Records from a data source:
# # # # #

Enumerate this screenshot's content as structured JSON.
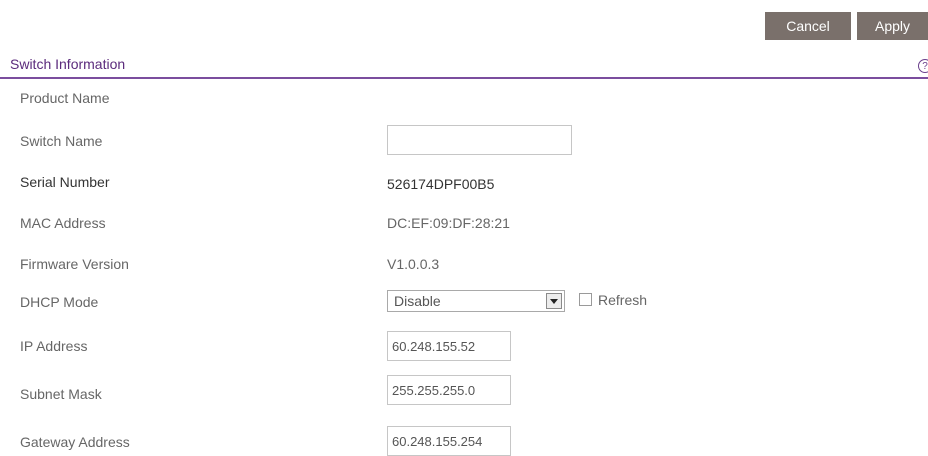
{
  "toolbar": {
    "cancel_label": "Cancel",
    "apply_label": "Apply"
  },
  "section": {
    "title": "Switch Information",
    "help_icon": "?"
  },
  "fields": {
    "product_name": {
      "label": "Product Name",
      "value": ""
    },
    "switch_name": {
      "label": "Switch Name",
      "value": ""
    },
    "serial_number": {
      "label": "Serial Number",
      "value": "526174DPF00B5"
    },
    "mac_address": {
      "label": "MAC Address",
      "value": "DC:EF:09:DF:28:21"
    },
    "firmware_version": {
      "label": "Firmware Version",
      "value": "V1.0.0.3"
    },
    "dhcp_mode": {
      "label": "DHCP Mode",
      "value": "Disable",
      "refresh_label": "Refresh",
      "refresh_checked": false
    },
    "ip_address": {
      "label": "IP Address",
      "value": "60.248.155.52"
    },
    "subnet_mask": {
      "label": "Subnet Mask",
      "value": "255.255.255.0"
    },
    "gateway_address": {
      "label": "Gateway Address",
      "value": "60.248.155.254"
    }
  },
  "colors": {
    "button": "#7a706b",
    "accent": "#7b4d9e",
    "title": "#5b2b7c"
  }
}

# # # # #

▶ **TASK TO COMPLETE**
Quote the material word for word, dropping any images it holds.

▶ **ANSWER TO THE EXERCISE**
Enumerate this screenshot's content as structured JSON.
{
  "toolbar": {
    "cancel_label": "Cancel",
    "apply_label": "Apply"
  },
  "section": {
    "title": "Switch Information",
    "help_icon": "?"
  },
  "fields": {
    "product_name": {
      "label": "Product Name",
      "value": ""
    },
    "switch_name": {
      "label": "Switch Name",
      "value": ""
    },
    "serial_number": {
      "label": "Serial Number",
      "value": "526174DPF00B5"
    },
    "mac_address": {
      "label": "MAC Address",
      "value": "DC:EF:09:DF:28:21"
    },
    "firmware_version": {
      "label": "Firmware Version",
      "value": "V1.0.0.3"
    },
    "dhcp_mode": {
      "label": "DHCP Mode",
      "value": "Disable",
      "refresh_label": "Refresh",
      "refresh_checked": false
    },
    "ip_address": {
      "label": "IP Address",
      "value": "60.248.155.52"
    },
    "subnet_mask": {
      "label": "Subnet Mask",
      "value": "255.255.255.0"
    },
    "gateway_address": {
      "label": "Gateway Address",
      "value": "60.248.155.254"
    }
  },
  "colors": {
    "button": "#7a706b",
    "accent": "#7b4d9e",
    "title": "#5b2b7c"
  }
}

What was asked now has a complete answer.